What to do: Copy out the data exactly, leaving the pictures behind.

Rows:

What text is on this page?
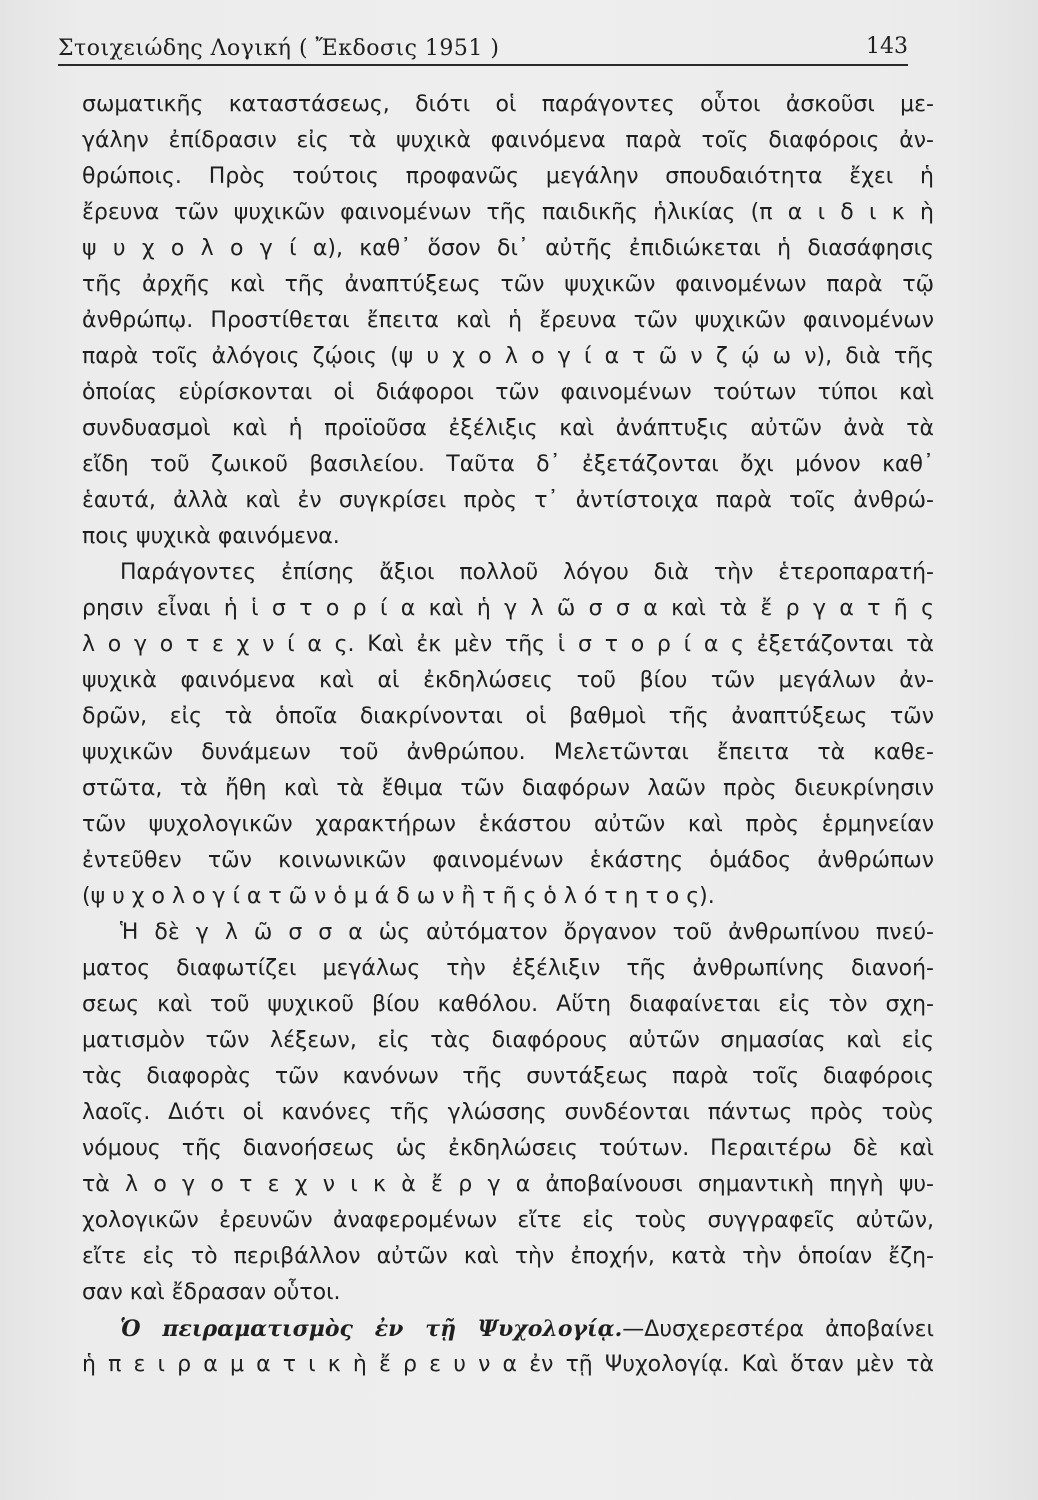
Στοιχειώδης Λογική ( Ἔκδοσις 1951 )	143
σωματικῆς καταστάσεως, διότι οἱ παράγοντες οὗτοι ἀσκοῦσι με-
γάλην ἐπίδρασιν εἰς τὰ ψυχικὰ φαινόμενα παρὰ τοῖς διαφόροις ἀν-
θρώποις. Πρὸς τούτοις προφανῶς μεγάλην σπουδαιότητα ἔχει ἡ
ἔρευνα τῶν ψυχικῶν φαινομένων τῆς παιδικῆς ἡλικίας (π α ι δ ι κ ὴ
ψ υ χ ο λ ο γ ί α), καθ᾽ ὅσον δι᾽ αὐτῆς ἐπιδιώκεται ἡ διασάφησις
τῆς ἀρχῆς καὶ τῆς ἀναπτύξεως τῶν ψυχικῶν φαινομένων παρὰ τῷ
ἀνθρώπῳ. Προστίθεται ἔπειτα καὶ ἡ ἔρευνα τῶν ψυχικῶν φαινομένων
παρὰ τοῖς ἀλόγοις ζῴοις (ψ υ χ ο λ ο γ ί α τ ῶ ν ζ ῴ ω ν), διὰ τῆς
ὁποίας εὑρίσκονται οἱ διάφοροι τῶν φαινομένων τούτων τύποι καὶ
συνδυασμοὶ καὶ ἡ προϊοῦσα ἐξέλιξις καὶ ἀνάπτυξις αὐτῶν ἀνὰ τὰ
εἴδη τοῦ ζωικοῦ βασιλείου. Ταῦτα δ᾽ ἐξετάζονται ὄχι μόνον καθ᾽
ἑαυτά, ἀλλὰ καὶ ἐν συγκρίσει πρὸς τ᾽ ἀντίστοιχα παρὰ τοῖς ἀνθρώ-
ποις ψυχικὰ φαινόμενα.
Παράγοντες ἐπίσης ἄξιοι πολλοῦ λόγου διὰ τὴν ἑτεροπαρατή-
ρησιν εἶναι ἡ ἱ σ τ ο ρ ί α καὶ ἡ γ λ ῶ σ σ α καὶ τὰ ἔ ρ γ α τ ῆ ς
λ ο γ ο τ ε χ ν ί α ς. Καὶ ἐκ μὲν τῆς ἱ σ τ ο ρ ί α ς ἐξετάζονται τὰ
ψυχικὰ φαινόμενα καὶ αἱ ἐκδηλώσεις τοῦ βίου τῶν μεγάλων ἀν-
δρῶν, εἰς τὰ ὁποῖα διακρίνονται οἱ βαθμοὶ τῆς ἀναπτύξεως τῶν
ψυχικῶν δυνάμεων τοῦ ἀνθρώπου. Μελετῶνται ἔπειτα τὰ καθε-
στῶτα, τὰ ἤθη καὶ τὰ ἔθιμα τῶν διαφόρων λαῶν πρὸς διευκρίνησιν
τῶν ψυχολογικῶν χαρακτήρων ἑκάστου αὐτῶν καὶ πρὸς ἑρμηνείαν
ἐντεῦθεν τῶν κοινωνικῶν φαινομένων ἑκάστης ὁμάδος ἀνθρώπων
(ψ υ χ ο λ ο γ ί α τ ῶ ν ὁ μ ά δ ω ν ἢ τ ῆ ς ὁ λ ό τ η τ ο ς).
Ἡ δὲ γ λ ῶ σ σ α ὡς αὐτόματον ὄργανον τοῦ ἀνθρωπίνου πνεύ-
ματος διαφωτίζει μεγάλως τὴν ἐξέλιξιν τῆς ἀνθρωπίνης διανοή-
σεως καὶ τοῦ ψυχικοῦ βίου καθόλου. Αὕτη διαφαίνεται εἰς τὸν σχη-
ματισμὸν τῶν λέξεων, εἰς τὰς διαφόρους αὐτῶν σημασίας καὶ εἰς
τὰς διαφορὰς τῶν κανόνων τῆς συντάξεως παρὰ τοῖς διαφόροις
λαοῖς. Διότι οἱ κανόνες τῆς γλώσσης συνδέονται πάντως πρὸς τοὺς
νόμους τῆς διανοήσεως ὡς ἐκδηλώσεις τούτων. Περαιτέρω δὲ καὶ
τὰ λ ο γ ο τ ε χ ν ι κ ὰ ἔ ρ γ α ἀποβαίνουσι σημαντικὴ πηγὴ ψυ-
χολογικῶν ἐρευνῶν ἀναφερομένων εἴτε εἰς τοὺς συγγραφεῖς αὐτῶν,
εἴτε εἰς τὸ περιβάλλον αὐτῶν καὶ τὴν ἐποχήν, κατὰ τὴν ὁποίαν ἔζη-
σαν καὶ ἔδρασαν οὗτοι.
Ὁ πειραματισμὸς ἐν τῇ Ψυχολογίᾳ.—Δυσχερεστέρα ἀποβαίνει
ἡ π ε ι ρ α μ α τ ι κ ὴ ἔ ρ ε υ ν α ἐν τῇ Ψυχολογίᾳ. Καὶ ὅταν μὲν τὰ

Complete output:
What text is on this page?
Στοιχειώδης Λογική ( Ἔκδοσις 1951 )	143
σωματικῆς καταστάσεως, διότι οἱ παράγοντες οὗτοι ἀσκοῦσι με-
γάλην ἐπίδρασιν εἰς τὰ ψυχικὰ φαινόμενα παρὰ τοῖς διαφόροις ἀν-
θρώποις. Πρὸς τούτοις προφανῶς μεγάλην σπουδαιότητα ἔχει ἡ
ἔρευνα τῶν ψυχικῶν φαινομένων τῆς παιδικῆς ἡλικίας (π α ι δ ι κ ὴ
ψ υ χ ο λ ο γ ί α), καθ᾽ ὅσον δι᾽ αὐτῆς ἐπιδιώκεται ἡ διασάφησις
τῆς ἀρχῆς καὶ τῆς ἀναπτύξεως τῶν ψυχικῶν φαινομένων παρὰ τῷ
ἀνθρώπῳ. Προστίθεται ἔπειτα καὶ ἡ ἔρευνα τῶν ψυχικῶν φαινομένων
παρὰ τοῖς ἀλόγοις ζῴοις (ψ υ χ ο λ ο γ ί α τ ῶ ν ζ ῴ ω ν), διὰ τῆς
ὁποίας εὑρίσκονται οἱ διάφοροι τῶν φαινομένων τούτων τύποι καὶ
συνδυασμοὶ καὶ ἡ προϊοῦσα ἐξέλιξις καὶ ἀνάπτυξις αὐτῶν ἀνὰ τὰ
εἴδη τοῦ ζωικοῦ βασιλείου. Ταῦτα δ᾽ ἐξετάζονται ὄχι μόνον καθ᾽
ἑαυτά, ἀλλὰ καὶ ἐν συγκρίσει πρὸς τ᾽ ἀντίστοιχα παρὰ τοῖς ἀνθρώ-
ποις ψυχικὰ φαινόμενα.
Παράγοντες ἐπίσης ἄξιοι πολλοῦ λόγου διὰ τὴν ἑτεροπαρατή-
ρησιν εἶναι ἡ ἱ σ τ ο ρ ί α καὶ ἡ γ λ ῶ σ σ α καὶ τὰ ἔ ρ γ α τ ῆ ς
λ ο γ ο τ ε χ ν ί α ς. Καὶ ἐκ μὲν τῆς ἱ σ τ ο ρ ί α ς ἐξετάζονται τὰ
ψυχικὰ φαινόμενα καὶ αἱ ἐκδηλώσεις τοῦ βίου τῶν μεγάλων ἀν-
δρῶν, εἰς τὰ ὁποῖα διακρίνονται οἱ βαθμοὶ τῆς ἀναπτύξεως τῶν
ψυχικῶν δυνάμεων τοῦ ἀνθρώπου. Μελετῶνται ἔπειτα τὰ καθε-
στῶτα, τὰ ἤθη καὶ τὰ ἔθιμα τῶν διαφόρων λαῶν πρὸς διευκρίνησιν
τῶν ψυχολογικῶν χαρακτήρων ἑκάστου αὐτῶν καὶ πρὸς ἑρμηνείαν
ἐντεῦθεν τῶν κοινωνικῶν φαινομένων ἑκάστης ὁμάδος ἀνθρώπων
(ψ υ χ ο λ ο γ ί α τ ῶ ν ὁ μ ά δ ω ν ἢ τ ῆ ς ὁ λ ό τ η τ ο ς).
Ἡ δὲ γ λ ῶ σ σ α ὡς αὐτόματον ὄργανον τοῦ ἀνθρωπίνου πνεύ-
ματος διαφωτίζει μεγάλως τὴν ἐξέλιξιν τῆς ἀνθρωπίνης διανοή-
σεως καὶ τοῦ ψυχικοῦ βίου καθόλου. Αὕτη διαφαίνεται εἰς τὸν σχη-
ματισμὸν τῶν λέξεων, εἰς τὰς διαφόρους αὐτῶν σημασίας καὶ εἰς
τὰς διαφορὰς τῶν κανόνων τῆς συντάξεως παρὰ τοῖς διαφόροις
λαοῖς. Διότι οἱ κανόνες τῆς γλώσσης συνδέονται πάντως πρὸς τοὺς
νόμους τῆς διανοήσεως ὡς ἐκδηλώσεις τούτων. Περαιτέρω δὲ καὶ
τὰ λ ο γ ο τ ε χ ν ι κ ὰ ἔ ρ γ α ἀποβαίνουσι σημαντικὴ πηγὴ ψυ-
χολογικῶν ἐρευνῶν ἀναφερομένων εἴτε εἰς τοὺς συγγραφεῖς αὐτῶν,
εἴτε εἰς τὸ περιβάλλον αὐτῶν καὶ τὴν ἐποχήν, κατὰ τὴν ὁποίαν ἔζη-
σαν καὶ ἔδρασαν οὗτοι.
Ὁ πειραματισμὸς ἐν τῇ Ψυχολογίᾳ.—Δυσχερεστέρα ἀποβαίνει
ἡ π ε ι ρ α μ α τ ι κ ὴ ἔ ρ ε υ ν α ἐν τῇ Ψυχολογίᾳ. Καὶ ὅταν μὲν τὰ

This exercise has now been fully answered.